TASK GOAL: The records that follow are to be reproduced exactly. Any pictures in them are left out.

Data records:
'''

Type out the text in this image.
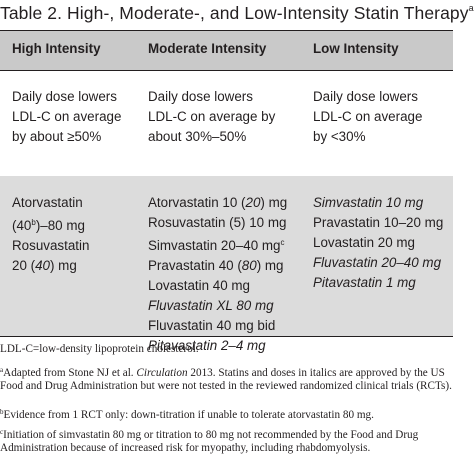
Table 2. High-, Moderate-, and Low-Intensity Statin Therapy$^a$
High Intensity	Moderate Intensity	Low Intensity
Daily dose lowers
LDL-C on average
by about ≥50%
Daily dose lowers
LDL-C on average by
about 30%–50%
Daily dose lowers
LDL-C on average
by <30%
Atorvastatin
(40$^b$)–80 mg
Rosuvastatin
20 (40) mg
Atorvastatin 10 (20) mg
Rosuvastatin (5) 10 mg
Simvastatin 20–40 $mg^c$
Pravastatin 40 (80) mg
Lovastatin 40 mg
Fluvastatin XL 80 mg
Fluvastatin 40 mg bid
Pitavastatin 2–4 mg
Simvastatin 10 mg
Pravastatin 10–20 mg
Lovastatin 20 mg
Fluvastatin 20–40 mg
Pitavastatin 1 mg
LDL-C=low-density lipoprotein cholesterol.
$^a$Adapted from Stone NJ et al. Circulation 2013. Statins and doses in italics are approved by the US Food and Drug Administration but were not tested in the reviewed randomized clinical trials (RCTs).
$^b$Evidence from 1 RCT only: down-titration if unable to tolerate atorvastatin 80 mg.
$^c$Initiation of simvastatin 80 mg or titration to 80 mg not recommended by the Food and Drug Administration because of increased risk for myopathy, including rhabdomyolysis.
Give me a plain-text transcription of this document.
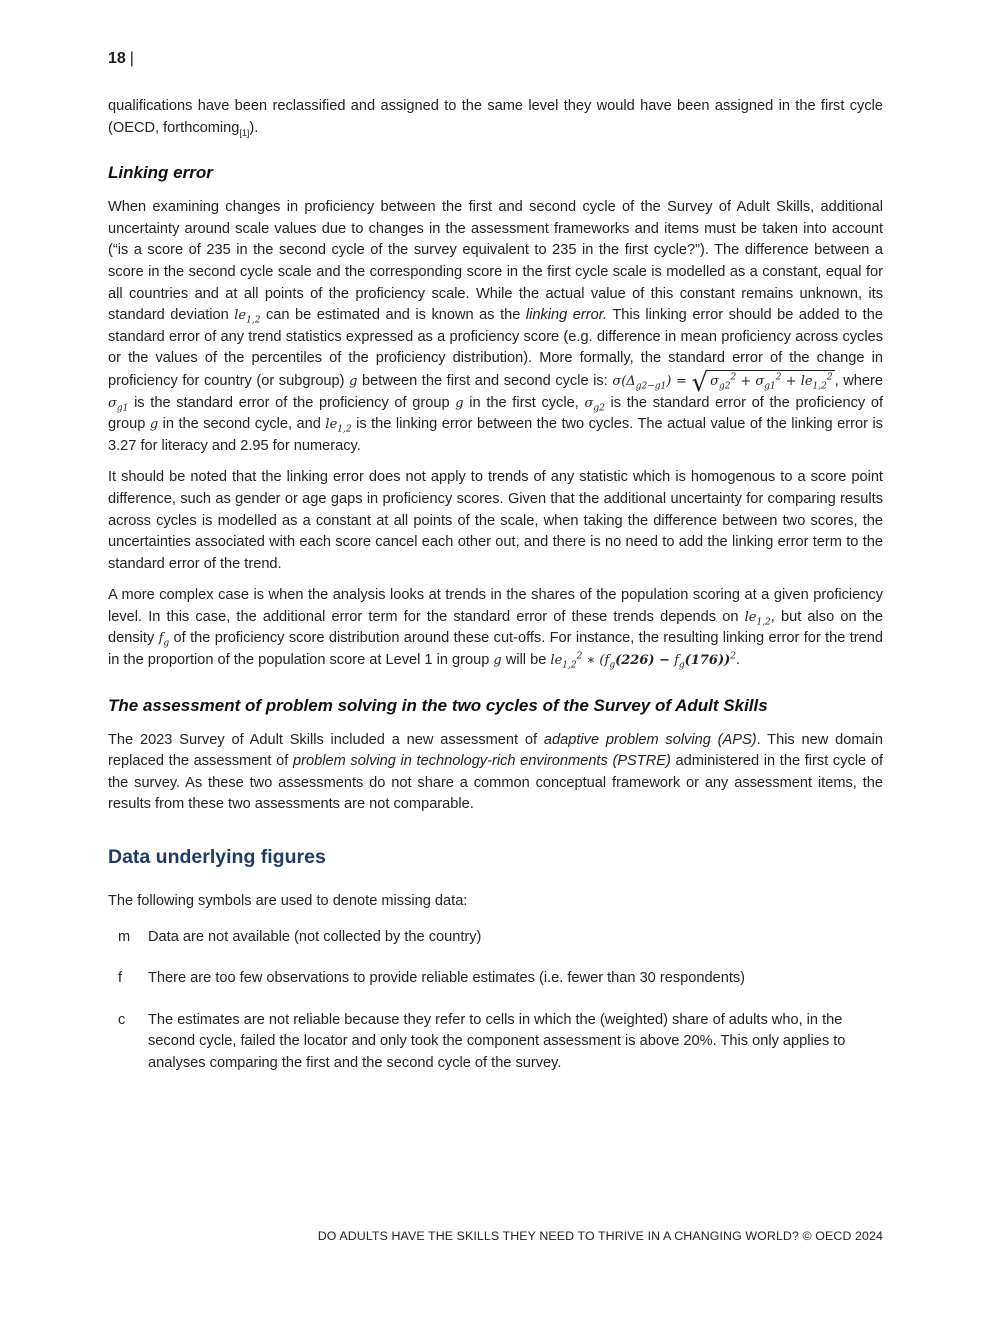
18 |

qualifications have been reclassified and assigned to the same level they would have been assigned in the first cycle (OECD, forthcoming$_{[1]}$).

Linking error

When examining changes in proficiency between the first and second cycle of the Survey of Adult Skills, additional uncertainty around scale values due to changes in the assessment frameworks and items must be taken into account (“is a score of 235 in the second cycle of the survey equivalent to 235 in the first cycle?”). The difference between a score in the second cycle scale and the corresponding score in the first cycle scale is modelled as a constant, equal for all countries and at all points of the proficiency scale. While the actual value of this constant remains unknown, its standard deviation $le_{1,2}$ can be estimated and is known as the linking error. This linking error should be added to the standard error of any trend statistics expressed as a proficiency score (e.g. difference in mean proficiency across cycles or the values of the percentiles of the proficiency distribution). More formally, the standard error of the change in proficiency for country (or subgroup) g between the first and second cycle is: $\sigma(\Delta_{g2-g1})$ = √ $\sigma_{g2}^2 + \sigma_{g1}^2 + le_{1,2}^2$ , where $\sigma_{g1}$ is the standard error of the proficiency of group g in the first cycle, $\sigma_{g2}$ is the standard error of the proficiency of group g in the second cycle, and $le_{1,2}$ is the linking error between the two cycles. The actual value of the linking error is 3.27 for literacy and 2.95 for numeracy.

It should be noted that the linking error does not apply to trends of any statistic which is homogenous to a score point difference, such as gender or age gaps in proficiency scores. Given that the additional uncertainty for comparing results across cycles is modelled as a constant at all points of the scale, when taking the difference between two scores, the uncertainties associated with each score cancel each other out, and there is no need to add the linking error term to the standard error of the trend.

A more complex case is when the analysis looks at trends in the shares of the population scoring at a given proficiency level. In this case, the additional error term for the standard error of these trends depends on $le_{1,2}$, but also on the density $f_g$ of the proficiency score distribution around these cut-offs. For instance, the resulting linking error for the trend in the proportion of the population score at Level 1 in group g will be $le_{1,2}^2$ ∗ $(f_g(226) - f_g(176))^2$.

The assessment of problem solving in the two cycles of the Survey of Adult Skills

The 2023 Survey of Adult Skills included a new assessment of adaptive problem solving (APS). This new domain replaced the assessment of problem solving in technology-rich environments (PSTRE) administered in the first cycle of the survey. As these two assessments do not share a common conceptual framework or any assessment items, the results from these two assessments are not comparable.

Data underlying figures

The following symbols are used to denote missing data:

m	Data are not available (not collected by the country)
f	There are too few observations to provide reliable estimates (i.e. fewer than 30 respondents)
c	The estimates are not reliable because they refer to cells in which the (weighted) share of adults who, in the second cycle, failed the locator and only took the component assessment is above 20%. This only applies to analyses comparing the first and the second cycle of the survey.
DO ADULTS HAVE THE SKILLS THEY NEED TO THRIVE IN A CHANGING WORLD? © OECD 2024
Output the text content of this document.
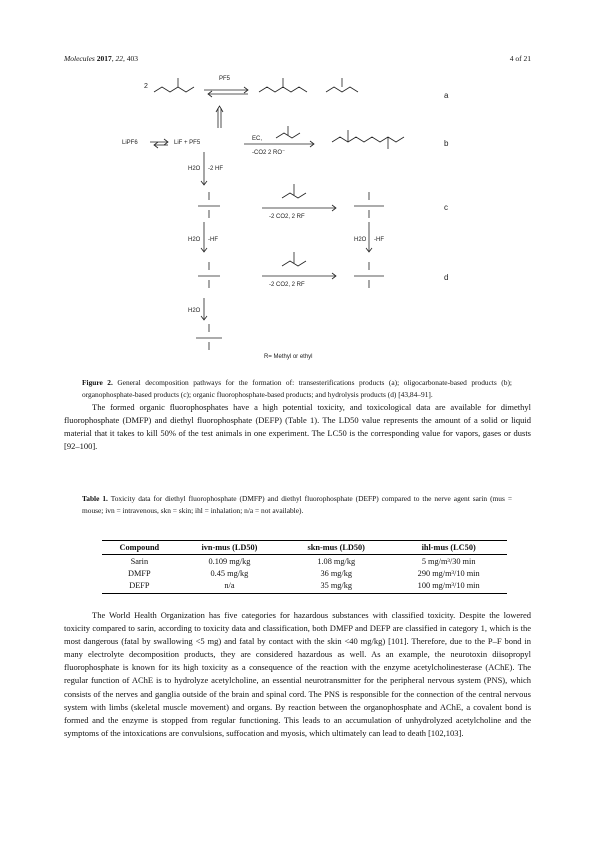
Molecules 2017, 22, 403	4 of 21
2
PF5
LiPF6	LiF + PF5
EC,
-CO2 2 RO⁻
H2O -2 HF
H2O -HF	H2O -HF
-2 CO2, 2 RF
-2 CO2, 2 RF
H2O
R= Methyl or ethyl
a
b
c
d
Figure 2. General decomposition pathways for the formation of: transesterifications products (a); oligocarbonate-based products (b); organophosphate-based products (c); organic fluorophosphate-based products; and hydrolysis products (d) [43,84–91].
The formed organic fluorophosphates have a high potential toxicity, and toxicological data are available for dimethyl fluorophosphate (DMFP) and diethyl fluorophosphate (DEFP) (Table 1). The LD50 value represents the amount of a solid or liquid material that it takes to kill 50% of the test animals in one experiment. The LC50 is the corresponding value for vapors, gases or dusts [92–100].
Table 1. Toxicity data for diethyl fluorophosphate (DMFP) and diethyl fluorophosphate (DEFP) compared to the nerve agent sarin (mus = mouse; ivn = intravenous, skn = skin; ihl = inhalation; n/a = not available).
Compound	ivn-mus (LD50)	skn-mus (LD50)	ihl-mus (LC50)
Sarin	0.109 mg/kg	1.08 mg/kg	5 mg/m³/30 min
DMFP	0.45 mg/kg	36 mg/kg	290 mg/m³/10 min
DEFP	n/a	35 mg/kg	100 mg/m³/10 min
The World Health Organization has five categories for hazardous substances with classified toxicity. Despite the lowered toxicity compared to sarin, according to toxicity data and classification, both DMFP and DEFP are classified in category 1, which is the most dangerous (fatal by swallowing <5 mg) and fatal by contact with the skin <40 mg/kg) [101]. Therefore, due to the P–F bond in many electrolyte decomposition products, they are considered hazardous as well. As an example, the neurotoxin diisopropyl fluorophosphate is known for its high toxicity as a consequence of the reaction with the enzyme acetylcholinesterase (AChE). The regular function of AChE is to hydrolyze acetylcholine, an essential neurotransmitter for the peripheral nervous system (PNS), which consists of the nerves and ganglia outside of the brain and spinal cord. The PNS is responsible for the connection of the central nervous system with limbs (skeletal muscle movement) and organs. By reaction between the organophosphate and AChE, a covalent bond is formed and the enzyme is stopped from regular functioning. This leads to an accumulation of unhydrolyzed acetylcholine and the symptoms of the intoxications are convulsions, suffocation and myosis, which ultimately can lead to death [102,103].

'''

EXERCISE SOLUTION:
Type out the text in this image.
Table 2. High-, Moderate-, and Low-Intensity Statin Therapy$^a$
High Intensity	Moderate Intensity	Low Intensity
Daily dose lowers
LDL-C on average
by about ≥50%
Daily dose lowers
LDL-C on average by
about 30%–50%
Daily dose lowers
LDL-C on average
by <30%
Atorvastatin
(40$^b$)–80 mg
Rosuvastatin
20 (40) mg
Atorvastatin 10 (20) mg
Rosuvastatin (5) 10 mg
Simvastatin 20–40 $mg^c$
Pravastatin 40 (80) mg
Lovastatin 40 mg
Fluvastatin XL 80 mg
Fluvastatin 40 mg bid
Pitavastatin 2–4 mg
Simvastatin 10 mg
Pravastatin 10–20 mg
Lovastatin 20 mg
Fluvastatin 20–40 mg
Pitavastatin 1 mg
LDL-C=low-density lipoprotein cholesterol.
$^a$Adapted from Stone NJ et al. Circulation 2013. Statins and doses in italics are approved by the US Food and Drug Administration but were not tested in the reviewed randomized clinical trials (RCTs).
$^b$Evidence from 1 RCT only: down-titration if unable to tolerate atorvastatin 80 mg.
$^c$Initiation of simvastatin 80 mg or titration to 80 mg not recommended by the Food and Drug Administration because of increased risk for myopathy, including rhabdomyolysis.
Give me a plain-text transcription of this document.
18 |

qualifications have been reclassified and assigned to the same level they would have been assigned in the first cycle (OECD, forthcoming$_{[1]}$).

Linking error

When examining changes in proficiency between the first and second cycle of the Survey of Adult Skills, additional uncertainty around scale values due to changes in the assessment frameworks and items must be taken into account (“is a score of 235 in the second cycle of the survey equivalent to 235 in the first cycle?”). The difference between a score in the second cycle scale and the corresponding score in the first cycle scale is modelled as a constant, equal for all countries and at all points of the proficiency scale. While the actual value of this constant remains unknown, its standard deviation $le_{1,2}$ can be estimated and is known as the linking error. This linking error should be added to the standard error of any trend statistics expressed as a proficiency score (e.g. difference in mean proficiency across cycles or the values of the percentiles of the proficiency distribution). More formally, the standard error of the change in proficiency for country (or subgroup) g between the first and second cycle is: $\sigma(\Delta_{g2-g1})$ = √ $\sigma_{g2}^2 + \sigma_{g1}^2 + le_{1,2}^2$ , where $\sigma_{g1}$ is the standard error of the proficiency of group g in the first cycle, $\sigma_{g2}$ is the standard error of the proficiency of group g in the second cycle, and $le_{1,2}$ is the linking error between the two cycles. The actual value of the linking error is 3.27 for literacy and 2.95 for numeracy.

It should be noted that the linking error does not apply to trends of any statistic which is homogenous to a score point difference, such as gender or age gaps in proficiency scores. Given that the additional uncertainty for comparing results across cycles is modelled as a constant at all points of the scale, when taking the difference between two scores, the uncertainties associated with each score cancel each other out, and there is no need to add the linking error term to the standard error of the trend.

A more complex case is when the analysis looks at trends in the shares of the population scoring at a given proficiency level. In this case, the additional error term for the standard error of these trends depends on $le_{1,2}$, but also on the density $f_g$ of the proficiency score distribution around these cut-offs. For instance, the resulting linking error for the trend in the proportion of the population score at Level 1 in group g will be $le_{1,2}^2$ ∗ $(f_g(226) - f_g(176))^2$.

The assessment of problem solving in the two cycles of the Survey of Adult Skills

The 2023 Survey of Adult Skills included a new assessment of adaptive problem solving (APS). This new domain replaced the assessment of problem solving in technology-rich environments (PSTRE) administered in the first cycle of the survey. As these two assessments do not share a common conceptual framework or any assessment items, the results from these two assessments are not comparable.

Data underlying figures

The following symbols are used to denote missing data:

m	Data are not available (not collected by the country)
f	There are too few observations to provide reliable estimates (i.e. fewer than 30 respondents)
c	The estimates are not reliable because they refer to cells in which the (weighted) share of adults who, in the second cycle, failed the locator and only took the component assessment is above 20%. This only applies to analyses comparing the first and the second cycle of the survey.
DO ADULTS HAVE THE SKILLS THEY NEED TO THRIVE IN A CHANGING WORLD? © OECD 2024
Output the text content of this document.
Molecules 2017, 22, 403	4 of 21
2
PF5
LiPF6	LiF + PF5
EC,
-CO2 2 RO⁻
H2O -2 HF
H2O -HF	H2O -HF
-2 CO2, 2 RF
-2 CO2, 2 RF
H2O
R= Methyl or ethyl
a
b
c
d
Figure 2. General decomposition pathways for the formation of: transesterifications products (a); oligocarbonate-based products (b); organophosphate-based products (c); organic fluorophosphate-based products; and hydrolysis products (d) [43,84–91].
The formed organic fluorophosphates have a high potential toxicity, and toxicological data are available for dimethyl fluorophosphate (DMFP) and diethyl fluorophosphate (DEFP) (Table 1). The LD50 value represents the amount of a solid or liquid material that it takes to kill 50% of the test animals in one experiment. The LC50 is the corresponding value for vapors, gases or dusts [92–100].
Table 1. Toxicity data for diethyl fluorophosphate (DMFP) and diethyl fluorophosphate (DEFP) compared to the nerve agent sarin (mus = mouse; ivn = intravenous, skn = skin; ihl = inhalation; n/a = not available).
Compound	ivn-mus (LD50)	skn-mus (LD50)	ihl-mus (LC50)
Sarin	0.109 mg/kg	1.08 mg/kg	5 mg/m³/30 min
DMFP	0.45 mg/kg	36 mg/kg	290 mg/m³/10 min
DEFP	n/a	35 mg/kg	100 mg/m³/10 min
The World Health Organization has five categories for hazardous substances with classified toxicity. Despite the lowered toxicity compared to sarin, according to toxicity data and classification, both DMFP and DEFP are classified in category 1, which is the most dangerous (fatal by swallowing <5 mg) and fatal by contact with the skin <40 mg/kg) [101]. Therefore, due to the P–F bond in many electrolyte decomposition products, they are considered hazardous as well. As an example, the neurotoxin diisopropyl fluorophosphate is known for its high toxicity as a consequence of the reaction with the enzyme acetylcholinesterase (AChE). The regular function of AChE is to hydrolyze acetylcholine, an essential neurotransmitter for the peripheral nervous system (PNS), which consists of the nerves and ganglia outside of the brain and spinal cord. The PNS is responsible for the connection of the central nervous system with limbs (skeletal muscle movement) and organs. By reaction between the organophosphate and AChE, a covalent bond is formed and the enzyme is stopped from regular functioning. This leads to an accumulation of unhydrolyzed acetylcholine and the symptoms of the intoxications are convulsions, suffocation and myosis, which ultimately can lead to death [102,103].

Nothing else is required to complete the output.